The exercise> Show every line in the records below that contains the word "x轴有两个交点".

Exercise input>
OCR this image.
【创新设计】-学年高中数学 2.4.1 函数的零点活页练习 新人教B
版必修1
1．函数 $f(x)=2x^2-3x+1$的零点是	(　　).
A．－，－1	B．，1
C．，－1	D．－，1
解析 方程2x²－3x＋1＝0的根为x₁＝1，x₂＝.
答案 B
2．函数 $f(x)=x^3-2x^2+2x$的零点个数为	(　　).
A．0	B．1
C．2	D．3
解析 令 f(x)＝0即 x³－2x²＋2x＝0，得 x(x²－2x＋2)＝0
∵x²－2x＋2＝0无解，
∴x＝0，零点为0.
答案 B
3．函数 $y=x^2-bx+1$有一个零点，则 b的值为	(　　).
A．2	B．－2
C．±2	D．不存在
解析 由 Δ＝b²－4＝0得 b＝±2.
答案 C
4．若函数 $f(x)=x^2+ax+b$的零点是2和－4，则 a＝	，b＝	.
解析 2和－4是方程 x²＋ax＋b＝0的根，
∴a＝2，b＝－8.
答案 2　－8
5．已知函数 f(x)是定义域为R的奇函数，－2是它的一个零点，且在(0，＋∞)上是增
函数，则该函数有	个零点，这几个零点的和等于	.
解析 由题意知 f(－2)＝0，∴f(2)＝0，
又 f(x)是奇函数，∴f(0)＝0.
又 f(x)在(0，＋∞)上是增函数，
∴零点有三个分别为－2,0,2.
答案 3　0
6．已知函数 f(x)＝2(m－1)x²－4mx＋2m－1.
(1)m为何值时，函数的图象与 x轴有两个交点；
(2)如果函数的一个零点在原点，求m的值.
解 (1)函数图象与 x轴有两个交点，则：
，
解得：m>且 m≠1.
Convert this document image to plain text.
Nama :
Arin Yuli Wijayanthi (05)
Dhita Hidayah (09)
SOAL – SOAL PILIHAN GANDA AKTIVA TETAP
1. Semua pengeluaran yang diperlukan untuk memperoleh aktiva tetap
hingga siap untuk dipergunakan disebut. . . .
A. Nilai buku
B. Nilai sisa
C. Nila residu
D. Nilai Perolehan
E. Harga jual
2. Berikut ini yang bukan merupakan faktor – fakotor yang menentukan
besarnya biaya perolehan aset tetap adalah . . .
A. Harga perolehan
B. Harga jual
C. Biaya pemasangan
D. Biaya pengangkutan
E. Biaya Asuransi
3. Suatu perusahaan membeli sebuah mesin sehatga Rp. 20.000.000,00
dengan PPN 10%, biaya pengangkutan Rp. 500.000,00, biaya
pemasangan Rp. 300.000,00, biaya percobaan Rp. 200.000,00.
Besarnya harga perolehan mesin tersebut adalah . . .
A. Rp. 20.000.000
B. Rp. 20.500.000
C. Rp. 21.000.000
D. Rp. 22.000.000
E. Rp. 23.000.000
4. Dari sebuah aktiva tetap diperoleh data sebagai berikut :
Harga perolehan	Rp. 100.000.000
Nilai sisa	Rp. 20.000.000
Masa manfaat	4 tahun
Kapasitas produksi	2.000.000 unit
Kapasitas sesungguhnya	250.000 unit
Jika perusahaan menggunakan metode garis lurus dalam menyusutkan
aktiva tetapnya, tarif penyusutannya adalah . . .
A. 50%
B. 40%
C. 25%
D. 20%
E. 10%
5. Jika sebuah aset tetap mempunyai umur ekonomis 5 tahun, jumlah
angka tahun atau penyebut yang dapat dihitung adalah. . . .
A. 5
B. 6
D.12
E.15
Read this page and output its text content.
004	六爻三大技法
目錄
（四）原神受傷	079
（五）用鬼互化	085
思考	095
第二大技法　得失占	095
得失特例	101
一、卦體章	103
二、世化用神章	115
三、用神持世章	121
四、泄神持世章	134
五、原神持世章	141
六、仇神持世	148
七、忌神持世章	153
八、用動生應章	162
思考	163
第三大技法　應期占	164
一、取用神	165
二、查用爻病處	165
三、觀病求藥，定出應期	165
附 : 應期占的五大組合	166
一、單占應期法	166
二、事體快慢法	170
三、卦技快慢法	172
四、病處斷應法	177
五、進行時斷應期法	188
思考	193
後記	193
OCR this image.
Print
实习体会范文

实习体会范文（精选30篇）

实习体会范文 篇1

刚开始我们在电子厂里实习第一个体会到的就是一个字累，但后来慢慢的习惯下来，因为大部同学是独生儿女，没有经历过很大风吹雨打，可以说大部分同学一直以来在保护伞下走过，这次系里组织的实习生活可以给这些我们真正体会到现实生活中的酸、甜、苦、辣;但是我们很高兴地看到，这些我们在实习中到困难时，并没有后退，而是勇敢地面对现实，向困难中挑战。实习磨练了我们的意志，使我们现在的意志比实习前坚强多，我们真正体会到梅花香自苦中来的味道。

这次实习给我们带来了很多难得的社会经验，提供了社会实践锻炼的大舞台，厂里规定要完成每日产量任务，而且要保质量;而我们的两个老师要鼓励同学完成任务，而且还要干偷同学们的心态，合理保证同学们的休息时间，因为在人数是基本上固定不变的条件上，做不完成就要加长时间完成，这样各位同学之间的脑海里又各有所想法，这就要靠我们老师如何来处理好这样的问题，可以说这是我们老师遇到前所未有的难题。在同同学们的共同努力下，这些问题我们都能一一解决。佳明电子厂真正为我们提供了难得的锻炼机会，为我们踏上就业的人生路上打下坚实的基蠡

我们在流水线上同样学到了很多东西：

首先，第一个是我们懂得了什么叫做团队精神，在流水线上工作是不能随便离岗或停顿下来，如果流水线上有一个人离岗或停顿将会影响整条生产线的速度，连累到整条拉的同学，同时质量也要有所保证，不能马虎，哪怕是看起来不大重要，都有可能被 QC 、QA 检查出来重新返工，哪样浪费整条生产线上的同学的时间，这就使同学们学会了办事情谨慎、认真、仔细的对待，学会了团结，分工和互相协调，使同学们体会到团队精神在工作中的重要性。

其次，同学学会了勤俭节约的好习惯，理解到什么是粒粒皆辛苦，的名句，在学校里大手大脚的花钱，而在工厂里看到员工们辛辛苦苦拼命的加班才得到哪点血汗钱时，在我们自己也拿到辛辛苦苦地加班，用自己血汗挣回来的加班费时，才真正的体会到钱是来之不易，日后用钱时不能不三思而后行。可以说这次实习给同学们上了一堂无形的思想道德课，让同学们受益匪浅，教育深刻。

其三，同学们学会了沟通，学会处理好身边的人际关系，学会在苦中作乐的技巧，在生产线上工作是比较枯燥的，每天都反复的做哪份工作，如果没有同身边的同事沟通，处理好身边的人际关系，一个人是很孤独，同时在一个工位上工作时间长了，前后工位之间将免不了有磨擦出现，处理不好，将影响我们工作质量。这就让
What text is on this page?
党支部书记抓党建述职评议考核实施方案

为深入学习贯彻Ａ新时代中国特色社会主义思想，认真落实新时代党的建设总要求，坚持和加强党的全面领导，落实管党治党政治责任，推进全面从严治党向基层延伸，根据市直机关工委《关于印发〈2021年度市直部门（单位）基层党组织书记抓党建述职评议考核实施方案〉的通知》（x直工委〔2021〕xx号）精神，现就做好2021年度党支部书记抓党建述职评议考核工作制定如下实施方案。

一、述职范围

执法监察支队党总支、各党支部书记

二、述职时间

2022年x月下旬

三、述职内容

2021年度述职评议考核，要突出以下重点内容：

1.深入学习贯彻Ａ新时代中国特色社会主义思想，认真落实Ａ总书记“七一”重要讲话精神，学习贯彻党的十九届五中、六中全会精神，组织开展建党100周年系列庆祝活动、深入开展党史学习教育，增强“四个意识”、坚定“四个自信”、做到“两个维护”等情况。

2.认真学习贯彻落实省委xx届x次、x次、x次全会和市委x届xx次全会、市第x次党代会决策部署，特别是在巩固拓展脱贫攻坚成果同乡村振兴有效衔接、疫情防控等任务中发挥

Reply to the exercise>
(1)m为何值时，函数的图象与 x轴有两个交点；
解 (1)函数图象与 x轴有两个交点，则：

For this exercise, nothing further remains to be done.